Travail demandé:
Prolongez le texte présentant la langue siamoise en reprenant juste après sa dernière phrase.
━━━━━ Texte source
UNE PRESENTATION DE
LA LANGUE SIAMOISE
J’ai
reçu, il n’y a pas si longtemps, un courriel d’un jeune étudiant du secondaire
qui se posait la question de savoir s’il devrait ou non, quand il aura obtenu
son baccalauréat, s’inscrire à l’Institut National des Langues et Civilisations
Orientales pour y étudier le siamois. Je ne suis évidemment pas là pour
renforcer sa motivation mais je veux aujourd’hui répondre, le plus
simplement possible, à sa curiosité
quand il me demande à quoi peut bien ressembler cette langue.
Le siamois[i]
fait partie d'une famille linguistique qui s'étend sur une vaste aire
géographique, depuis l'Assam à l'Ouest jusqu'à Haï-Nam à l'Est, et du sud de la
Chine jusqu'à la Péninsule malaise, et comprend une bonne vingtaine de langues.
━━━━━━━━━━
━━━━━ Extrait source
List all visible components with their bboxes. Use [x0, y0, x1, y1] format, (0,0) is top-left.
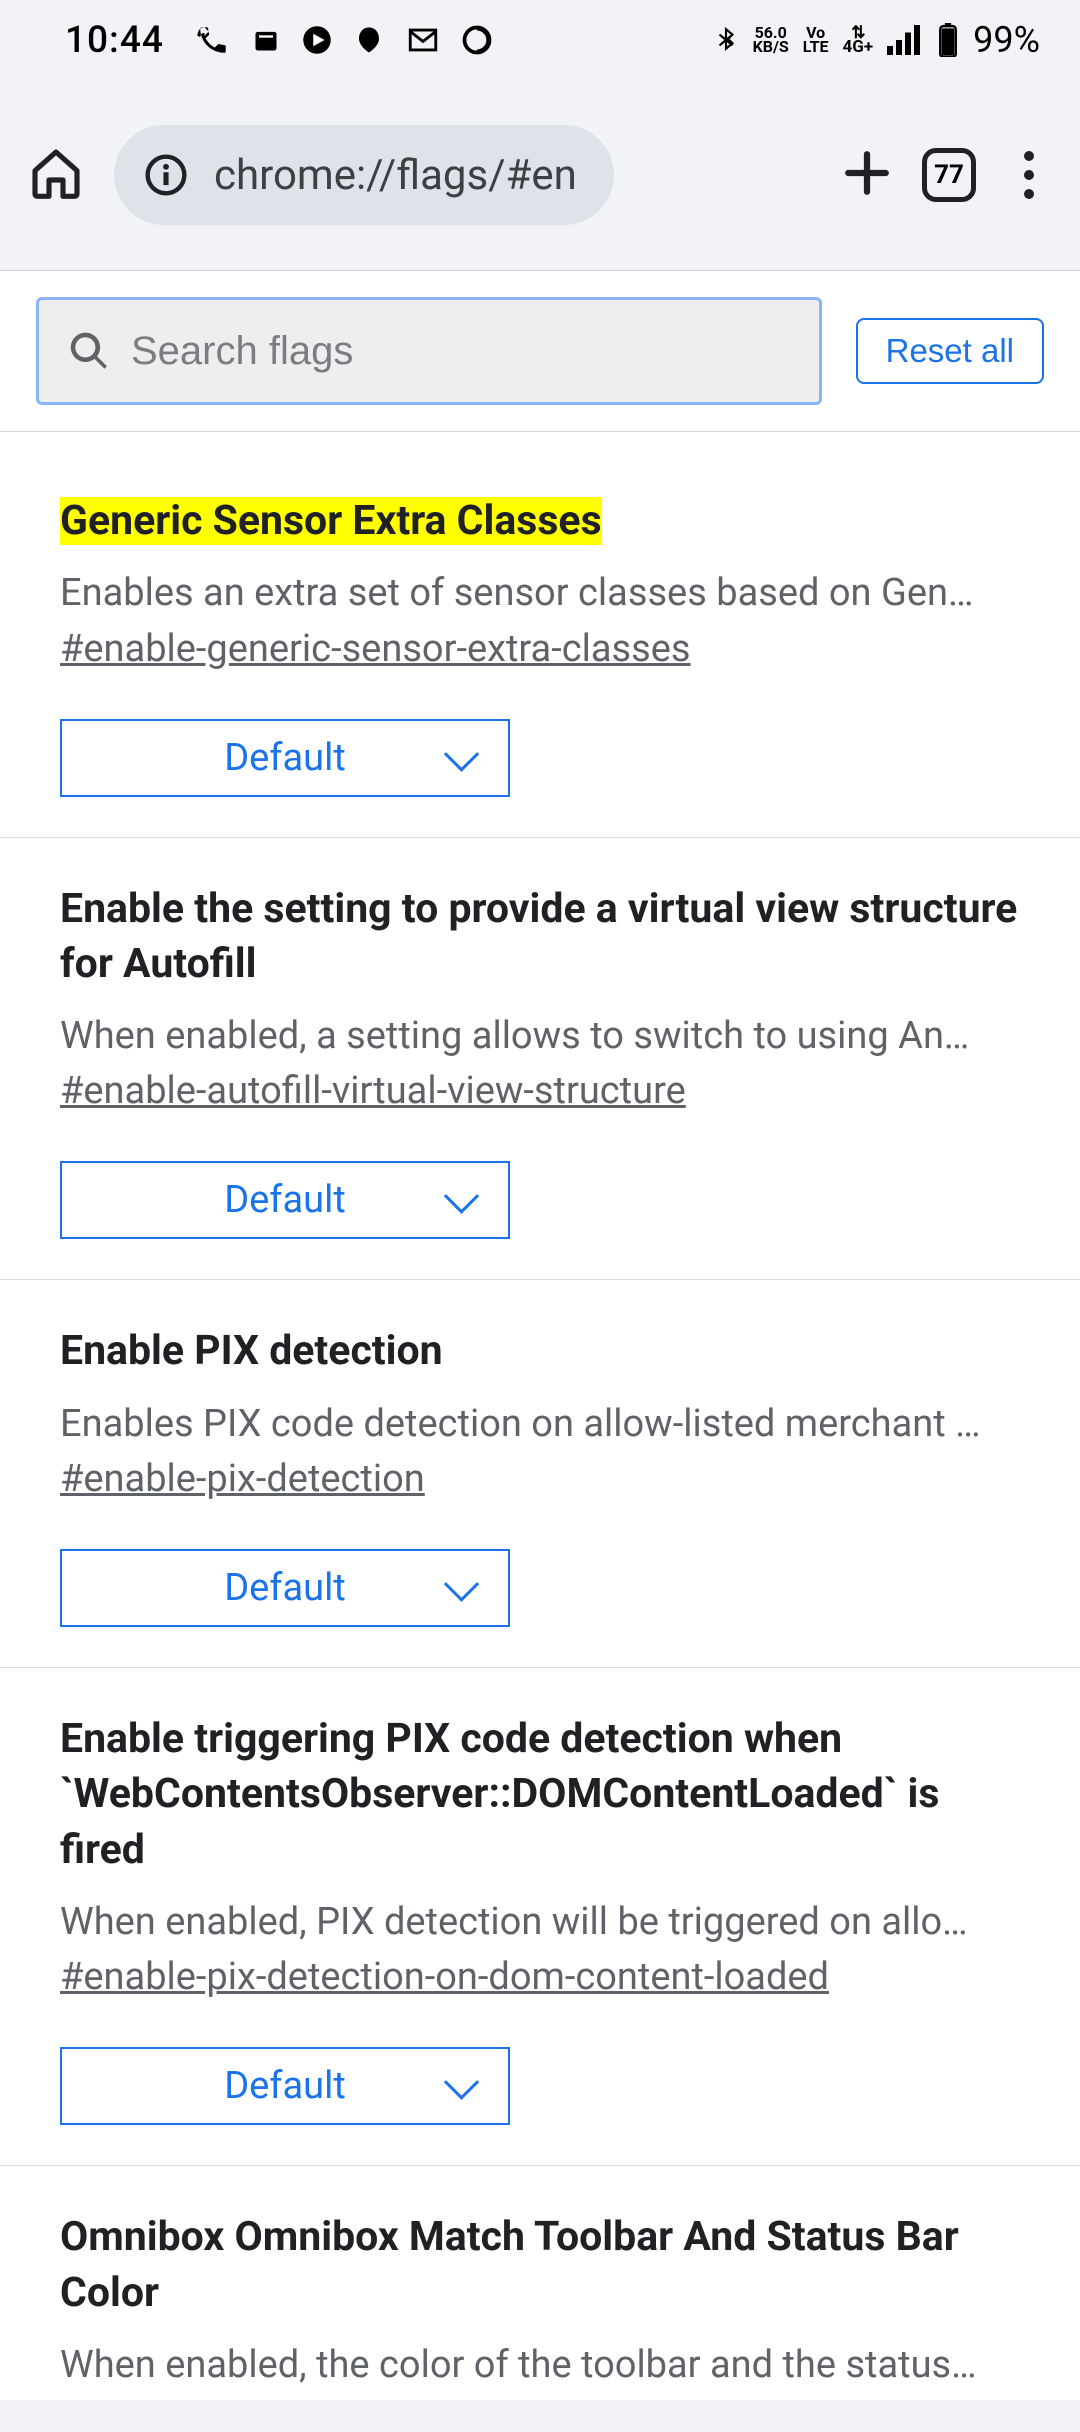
━━━━━━━━━━
Résultat final:
Cette famille, habituellement désignée sous le nom de "Taï-Kadaï",
a été l'objet de nombreuses controverses entre linguistes : on a voulu en
faire un groupe indépendant, on l'a rattaché aux langues tibéto-birmanes, on a
voulu en faire une branche des langues môn-khmères mais il semble bien, dans
l'état actuel des recherches, qu'elle fasse partie des langues austronésiennes.
Si les Siamois sont
très tôt apparus dans l'Histoire de l'Asie du Sud-Est, puisqu'ils sont
représentés sur les bas-reliefs d'Angkor et que les chroniques chames les
mentionnent également, ils n'ont réussi à former un État indépendant, le
royaume de Sukhothay, dans le nord du bassin du Ménam Chao Phraya, le grand
fleuve nourricier de la Thaïlande, qu'au début du XIIIe siècle. Ils ont ensuite
poursuivi leur descente vers le delta, au détriment des premiers occupants, les
Mons et les Khmers, descente jalonnée par la fondation de nouvelles capitales,
Ayudhya de 1350 à 1767, Thonburi de 1767 à 1782 et, depuis cette dernière date,
Bangkok.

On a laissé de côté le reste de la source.